(Records contained in a dataset)
==*==

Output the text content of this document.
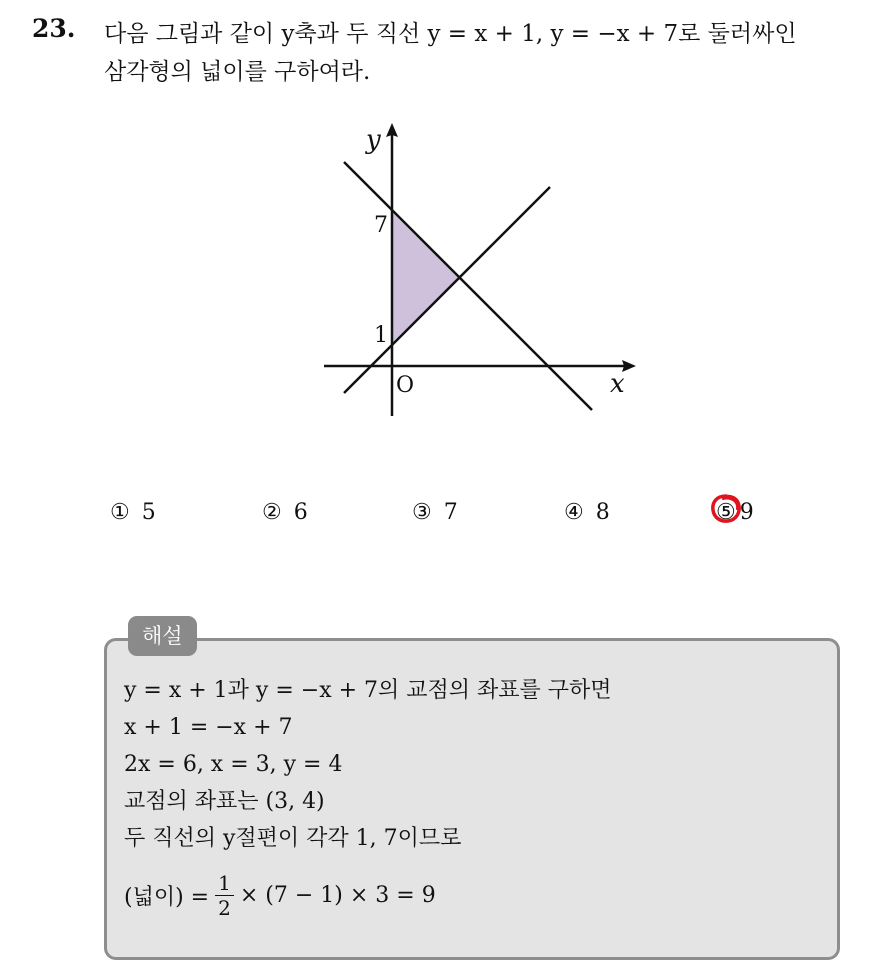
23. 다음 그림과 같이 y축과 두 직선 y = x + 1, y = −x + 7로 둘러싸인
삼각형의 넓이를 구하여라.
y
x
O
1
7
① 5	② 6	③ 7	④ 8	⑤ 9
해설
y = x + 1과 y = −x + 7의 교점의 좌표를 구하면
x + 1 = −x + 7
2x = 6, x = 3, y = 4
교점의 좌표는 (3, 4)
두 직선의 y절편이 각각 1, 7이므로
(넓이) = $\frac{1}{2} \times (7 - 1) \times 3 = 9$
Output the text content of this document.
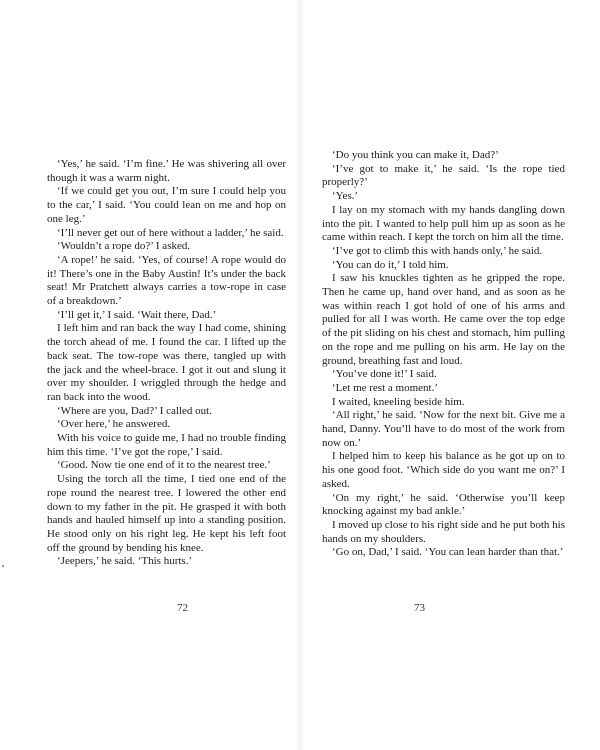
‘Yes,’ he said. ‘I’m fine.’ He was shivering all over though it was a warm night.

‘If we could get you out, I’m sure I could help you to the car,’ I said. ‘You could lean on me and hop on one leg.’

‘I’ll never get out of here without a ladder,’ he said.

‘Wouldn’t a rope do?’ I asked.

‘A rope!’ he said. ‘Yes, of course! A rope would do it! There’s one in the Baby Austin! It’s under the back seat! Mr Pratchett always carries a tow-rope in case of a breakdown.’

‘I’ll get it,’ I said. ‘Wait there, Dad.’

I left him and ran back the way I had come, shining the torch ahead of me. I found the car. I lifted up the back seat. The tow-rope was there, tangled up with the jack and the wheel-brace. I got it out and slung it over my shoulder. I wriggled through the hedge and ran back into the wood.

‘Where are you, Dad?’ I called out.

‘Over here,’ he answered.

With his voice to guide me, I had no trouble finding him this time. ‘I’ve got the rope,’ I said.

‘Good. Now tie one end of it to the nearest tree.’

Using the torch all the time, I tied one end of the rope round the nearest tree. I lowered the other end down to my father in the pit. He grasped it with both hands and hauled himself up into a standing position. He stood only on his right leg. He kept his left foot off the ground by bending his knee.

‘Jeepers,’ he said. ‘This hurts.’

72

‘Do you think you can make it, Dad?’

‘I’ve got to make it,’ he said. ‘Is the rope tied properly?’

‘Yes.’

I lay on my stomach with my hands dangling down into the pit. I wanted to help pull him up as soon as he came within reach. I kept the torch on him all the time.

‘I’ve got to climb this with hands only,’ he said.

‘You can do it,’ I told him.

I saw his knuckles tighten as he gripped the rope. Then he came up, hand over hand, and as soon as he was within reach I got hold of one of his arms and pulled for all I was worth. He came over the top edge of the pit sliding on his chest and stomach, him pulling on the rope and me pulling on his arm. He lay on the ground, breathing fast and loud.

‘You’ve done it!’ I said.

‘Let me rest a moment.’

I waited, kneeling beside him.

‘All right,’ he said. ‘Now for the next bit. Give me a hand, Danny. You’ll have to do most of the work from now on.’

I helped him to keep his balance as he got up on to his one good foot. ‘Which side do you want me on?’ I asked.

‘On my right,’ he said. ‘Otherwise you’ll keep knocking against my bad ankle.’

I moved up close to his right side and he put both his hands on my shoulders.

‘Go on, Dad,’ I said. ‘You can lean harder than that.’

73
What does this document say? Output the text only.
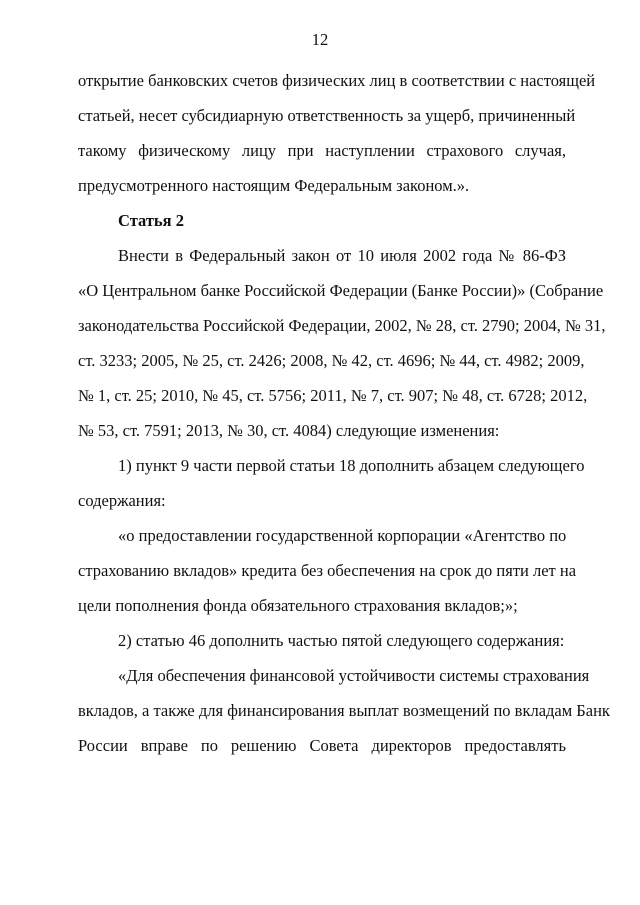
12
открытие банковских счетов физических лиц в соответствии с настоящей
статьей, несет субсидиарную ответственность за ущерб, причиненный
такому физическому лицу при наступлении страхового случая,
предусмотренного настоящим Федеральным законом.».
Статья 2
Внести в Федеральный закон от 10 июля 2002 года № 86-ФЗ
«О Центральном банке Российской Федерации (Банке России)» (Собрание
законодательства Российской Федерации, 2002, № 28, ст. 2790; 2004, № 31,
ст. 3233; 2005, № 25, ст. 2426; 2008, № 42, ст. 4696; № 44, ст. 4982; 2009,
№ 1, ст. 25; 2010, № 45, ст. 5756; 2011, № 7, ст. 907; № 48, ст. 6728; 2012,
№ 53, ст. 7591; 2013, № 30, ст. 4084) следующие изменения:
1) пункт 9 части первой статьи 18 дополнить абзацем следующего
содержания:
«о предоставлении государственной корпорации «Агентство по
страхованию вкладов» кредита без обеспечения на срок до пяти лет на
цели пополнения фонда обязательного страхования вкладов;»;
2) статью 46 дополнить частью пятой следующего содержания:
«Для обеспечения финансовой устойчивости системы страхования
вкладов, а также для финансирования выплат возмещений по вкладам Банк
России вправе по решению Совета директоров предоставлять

==*==

- [What is required]:
Leaving aside the images, write out the entries above word for word.

- [Task answer]:
Output the text content of this document.
23. 다음 그림과 같이 y축과 두 직선 y = x + 1, y = −x + 7로 둘러싸인
삼각형의 넓이를 구하여라.
y
x
O
1
7
① 5	② 6	③ 7	④ 8	⑤ 9
해설
y = x + 1과 y = −x + 7의 교점의 좌표를 구하면
x + 1 = −x + 7
2x = 6, x = 3, y = 4
교점의 좌표는 (3, 4)
두 직선의 y절편이 각각 1, 7이므로
(넓이) = $\frac{1}{2} \times (7 - 1) \times 3 = 9$
Output the text content of this document.
‘Yes,’ he said. ‘I’m fine.’ He was shivering all over though it was a warm night.

‘If we could get you out, I’m sure I could help you to the car,’ I said. ‘You could lean on me and hop on one leg.’

‘I’ll never get out of here without a ladder,’ he said.

‘Wouldn’t a rope do?’ I asked.

‘A rope!’ he said. ‘Yes, of course! A rope would do it! There’s one in the Baby Austin! It’s under the back seat! Mr Pratchett always carries a tow-rope in case of a breakdown.’

‘I’ll get it,’ I said. ‘Wait there, Dad.’

I left him and ran back the way I had come, shining the torch ahead of me. I found the car. I lifted up the back seat. The tow-rope was there, tangled up with the jack and the wheel-brace. I got it out and slung it over my shoulder. I wriggled through the hedge and ran back into the wood.

‘Where are you, Dad?’ I called out.

‘Over here,’ he answered.

With his voice to guide me, I had no trouble finding him this time. ‘I’ve got the rope,’ I said.

‘Good. Now tie one end of it to the nearest tree.’

Using the torch all the time, I tied one end of the rope round the nearest tree. I lowered the other end down to my father in the pit. He grasped it with both hands and hauled himself up into a standing position. He stood only on his right leg. He kept his left foot off the ground by bending his knee.

‘Jeepers,’ he said. ‘This hurts.’

72

‘Do you think you can make it, Dad?’

‘I’ve got to make it,’ he said. ‘Is the rope tied properly?’

‘Yes.’

I lay on my stomach with my hands dangling down into the pit. I wanted to help pull him up as soon as he came within reach. I kept the torch on him all the time.

‘I’ve got to climb this with hands only,’ he said.

‘You can do it,’ I told him.

I saw his knuckles tighten as he gripped the rope. Then he came up, hand over hand, and as soon as he was within reach I got hold of one of his arms and pulled for all I was worth. He came over the top edge of the pit sliding on his chest and stomach, him pulling on the rope and me pulling on his arm. He lay on the ground, breathing fast and loud.

‘You’ve done it!’ I said.

‘Let me rest a moment.’

I waited, kneeling beside him.

‘All right,’ he said. ‘Now for the next bit. Give me a hand, Danny. You’ll have to do most of the work from now on.’

I helped him to keep his balance as he got up on to his one good foot. ‘Which side do you want me on?’ I asked.

‘On my right,’ he said. ‘Otherwise you’ll keep knocking against my bad ankle.’

I moved up close to his right side and he put both his hands on my shoulders.

‘Go on, Dad,’ I said. ‘You can lean harder than that.’

73
What does this document say? Output the text only.
12
открытие банковских счетов физических лиц в соответствии с настоящей
статьей, несет субсидиарную ответственность за ущерб, причиненный
такому физическому лицу при наступлении страхового случая,
предусмотренного настоящим Федеральным законом.».
Статья 2
Внести в Федеральный закон от 10 июля 2002 года № 86-ФЗ
«О Центральном банке Российской Федерации (Банке России)» (Собрание
законодательства Российской Федерации, 2002, № 28, ст. 2790; 2004, № 31,
ст. 3233; 2005, № 25, ст. 2426; 2008, № 42, ст. 4696; № 44, ст. 4982; 2009,
№ 1, ст. 25; 2010, № 45, ст. 5756; 2011, № 7, ст. 907; № 48, ст. 6728; 2012,
№ 53, ст. 7591; 2013, № 30, ст. 4084) следующие изменения:
1) пункт 9 части первой статьи 18 дополнить абзацем следующего
содержания:
«о предоставлении государственной корпорации «Агентство по
страхованию вкладов» кредита без обеспечения на срок до пяти лет на
цели пополнения фонда обязательного страхования вкладов;»;
2) статью 46 дополнить частью пятой следующего содержания:
«Для обеспечения финансовой устойчивости системы страхования
вкладов, а также для финансирования выплат возмещений по вкладам Банк
России вправе по решению Совета директоров предоставлять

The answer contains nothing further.